_Instructions to follow_
Word for word, repeat the entries, minus the pictures.
• • • • • • •
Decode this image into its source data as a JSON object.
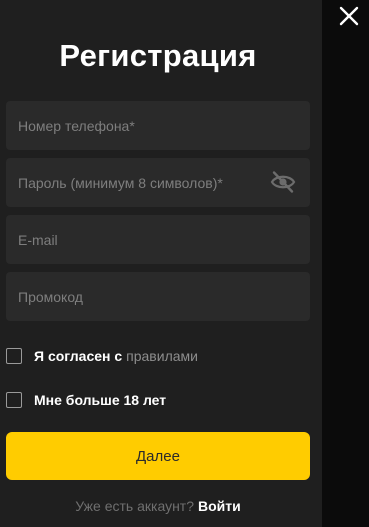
{
  "dialog": {
    "title": "Регистрация",
    "close_icon": "close-icon"
  },
  "form": {
    "phone": {
      "placeholder": "Номер телефона*",
      "value": ""
    },
    "password": {
      "placeholder": "Пароль (минимум 8 символов)*",
      "value": "",
      "toggle_icon": "eye-off-icon"
    },
    "email": {
      "placeholder": "E-mail",
      "value": ""
    },
    "promo": {
      "placeholder": "Промокод",
      "value": ""
    }
  },
  "checkboxes": {
    "terms": {
      "label": "Я согласен с",
      "link": "правилами",
      "checked": false
    },
    "age": {
      "label": "Мне больше 18 лет",
      "checked": false
    }
  },
  "submit_label": "Далее",
  "footer": {
    "question": "Уже есть аккаунт?",
    "login_link": "Войти"
  },
  "colors": {
    "accent": "#ffcc00",
    "background": "#1f1f1f",
    "field": "#2a2a2a"
  }
}
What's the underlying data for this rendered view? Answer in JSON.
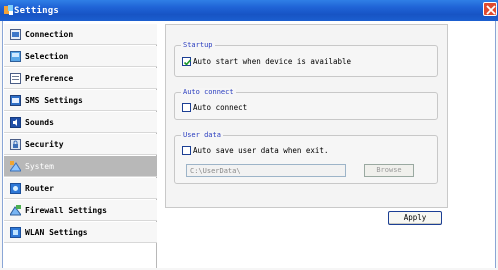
{
  "window": {
    "title": "Settings"
  },
  "sidebar": {
    "items": [
      {
        "label": "Connection",
        "icon": "connection-icon"
      },
      {
        "label": "Selection",
        "icon": "selection-icon"
      },
      {
        "label": "Preference",
        "icon": "preference-icon"
      },
      {
        "label": "SMS Settings",
        "icon": "sms-icon"
      },
      {
        "label": "Sounds",
        "icon": "sounds-icon"
      },
      {
        "label": "Security",
        "icon": "security-icon"
      },
      {
        "label": "System",
        "icon": "system-icon",
        "selected": true
      },
      {
        "label": "Router",
        "icon": "router-icon"
      },
      {
        "label": "Firewall Settings",
        "icon": "firewall-icon"
      },
      {
        "label": "WLAN Settings",
        "icon": "wlan-icon"
      }
    ]
  },
  "startup": {
    "title": "Startup",
    "auto_start_label": "Auto start when device is available",
    "auto_start_checked": true
  },
  "auto_connect": {
    "title": "Auto connect",
    "label": "Auto connect",
    "checked": false
  },
  "user_data": {
    "title": "User data",
    "auto_save_label": "Auto save user data when exit.",
    "auto_save_checked": false,
    "path_value": "C:\\UserData\\",
    "browse_label": "Browse"
  },
  "footer": {
    "apply_label": "Apply"
  },
  "colors": {
    "titlebar": "#1f63d6",
    "group_title": "#2a3dbf",
    "selected_item": "#b8b8b8",
    "close_button": "#e04a2f"
  }
}
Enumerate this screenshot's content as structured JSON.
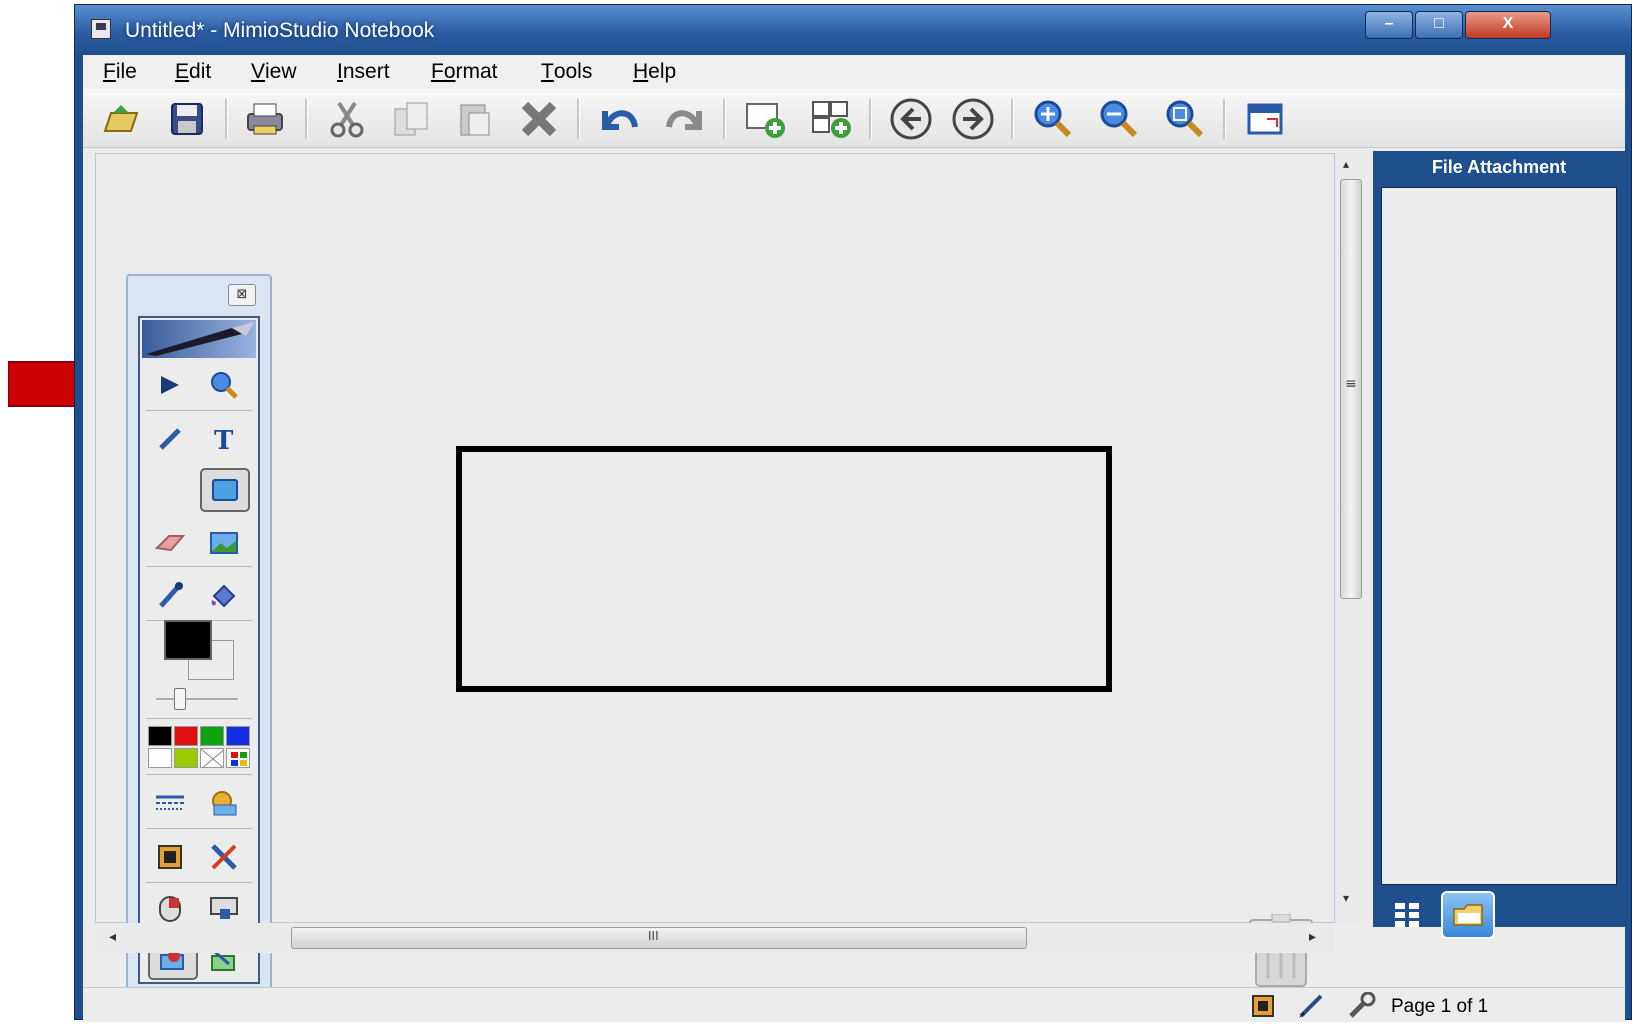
{
  "window": {
    "title": "Untitled* - MimioStudio Notebook",
    "controls": {
      "minimize": "–",
      "maximize": "□",
      "close": "X"
    }
  },
  "menubar": {
    "items": [
      {
        "accel": "F",
        "rest": "ile"
      },
      {
        "accel": "E",
        "rest": "dit"
      },
      {
        "accel": "V",
        "rest": "iew"
      },
      {
        "accel": "I",
        "rest": "nsert"
      },
      {
        "accel": "Fo",
        "rest": "rmat"
      },
      {
        "accel": "T",
        "rest": "ools"
      },
      {
        "accel": "H",
        "rest": "elp"
      }
    ]
  },
  "toolbar": {
    "buttons": [
      "open-icon",
      "save-icon",
      "print-icon",
      "cut-icon",
      "copy-icon",
      "paste-icon",
      "delete-icon",
      "undo-icon",
      "redo-icon",
      "new-page-icon",
      "duplicate-page-icon",
      "previous-page-icon",
      "next-page-icon",
      "zoom-in-icon",
      "zoom-out-icon",
      "zoom-fit-icon",
      "window-view-icon"
    ]
  },
  "toolbox": {
    "close_label": "⊠",
    "selected_tool": "rectangle-tool",
    "colors": [
      "#000000",
      "#e01010",
      "#10a010",
      "#1030e0",
      "#ffffff",
      "#99cc00"
    ],
    "current_color": "#000000"
  },
  "canvas": {
    "shape_type": "rectangle",
    "scroll_grip": "≡",
    "hscroll_grip": "III",
    "left_arrow": "◂",
    "right_arrow": "▸",
    "up_arrow": "▴",
    "down_arrow": "▾"
  },
  "right_panel": {
    "title": "File Attachment"
  },
  "statusbar": {
    "page_text": "Page 1 of 1"
  },
  "annotation": {
    "arrow_color": "#cc0000"
  }
}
• • • • • • •
_Answer in full_
Decode this image into its source data as a JSON object.
{
  "dialog": {
    "title": "Регистрация",
    "close_icon": "close-icon"
  },
  "form": {
    "phone": {
      "placeholder": "Номер телефона*",
      "value": ""
    },
    "password": {
      "placeholder": "Пароль (минимум 8 символов)*",
      "value": "",
      "toggle_icon": "eye-off-icon"
    },
    "email": {
      "placeholder": "E-mail",
      "value": ""
    },
    "promo": {
      "placeholder": "Промокод",
      "value": ""
    }
  },
  "checkboxes": {
    "terms": {
      "label": "Я согласен с",
      "link": "правилами",
      "checked": false
    },
    "age": {
      "label": "Мне больше 18 лет",
      "checked": false
    }
  },
  "submit_label": "Далее",
  "footer": {
    "question": "Уже есть аккаунт?",
    "login_link": "Войти"
  },
  "colors": {
    "accent": "#ffcc00",
    "background": "#1f1f1f",
    "field": "#2a2a2a"
  }
}
What's the underlying data for this rendered view? Answer in JSON.
{
  "window": {
    "title": "Settings"
  },
  "sidebar": {
    "items": [
      {
        "label": "Connection",
        "icon": "connection-icon"
      },
      {
        "label": "Selection",
        "icon": "selection-icon"
      },
      {
        "label": "Preference",
        "icon": "preference-icon"
      },
      {
        "label": "SMS Settings",
        "icon": "sms-icon"
      },
      {
        "label": "Sounds",
        "icon": "sounds-icon"
      },
      {
        "label": "Security",
        "icon": "security-icon"
      },
      {
        "label": "System",
        "icon": "system-icon",
        "selected": true
      },
      {
        "label": "Router",
        "icon": "router-icon"
      },
      {
        "label": "Firewall Settings",
        "icon": "firewall-icon"
      },
      {
        "label": "WLAN Settings",
        "icon": "wlan-icon"
      }
    ]
  },
  "startup": {
    "title": "Startup",
    "auto_start_label": "Auto start when device is available",
    "auto_start_checked": true
  },
  "auto_connect": {
    "title": "Auto connect",
    "label": "Auto connect",
    "checked": false
  },
  "user_data": {
    "title": "User data",
    "auto_save_label": "Auto save user data when exit.",
    "auto_save_checked": false,
    "path_value": "C:\\UserData\\",
    "browse_label": "Browse"
  },
  "footer": {
    "apply_label": "Apply"
  },
  "colors": {
    "titlebar": "#1f63d6",
    "group_title": "#2a3dbf",
    "selected_item": "#b8b8b8",
    "close_button": "#e04a2f"
  }
}
Enumerate this screenshot's content as structured JSON.
{
  "window": {
    "title": "Untitled* - MimioStudio Notebook",
    "controls": {
      "minimize": "–",
      "maximize": "□",
      "close": "X"
    }
  },
  "menubar": {
    "items": [
      {
        "accel": "F",
        "rest": "ile"
      },
      {
        "accel": "E",
        "rest": "dit"
      },
      {
        "accel": "V",
        "rest": "iew"
      },
      {
        "accel": "I",
        "rest": "nsert"
      },
      {
        "accel": "Fo",
        "rest": "rmat"
      },
      {
        "accel": "T",
        "rest": "ools"
      },
      {
        "accel": "H",
        "rest": "elp"
      }
    ]
  },
  "toolbar": {
    "buttons": [
      "open-icon",
      "save-icon",
      "print-icon",
      "cut-icon",
      "copy-icon",
      "paste-icon",
      "delete-icon",
      "undo-icon",
      "redo-icon",
      "new-page-icon",
      "duplicate-page-icon",
      "previous-page-icon",
      "next-page-icon",
      "zoom-in-icon",
      "zoom-out-icon",
      "zoom-fit-icon",
      "window-view-icon"
    ]
  },
  "toolbox": {
    "close_label": "⊠",
    "selected_tool": "rectangle-tool",
    "colors": [
      "#000000",
      "#e01010",
      "#10a010",
      "#1030e0",
      "#ffffff",
      "#99cc00"
    ],
    "current_color": "#000000"
  },
  "canvas": {
    "shape_type": "rectangle",
    "scroll_grip": "≡",
    "hscroll_grip": "III",
    "left_arrow": "◂",
    "right_arrow": "▸",
    "up_arrow": "▴",
    "down_arrow": "▾"
  },
  "right_panel": {
    "title": "File Attachment"
  },
  "statusbar": {
    "page_text": "Page 1 of 1"
  },
  "annotation": {
    "arrow_color": "#cc0000"
  }
}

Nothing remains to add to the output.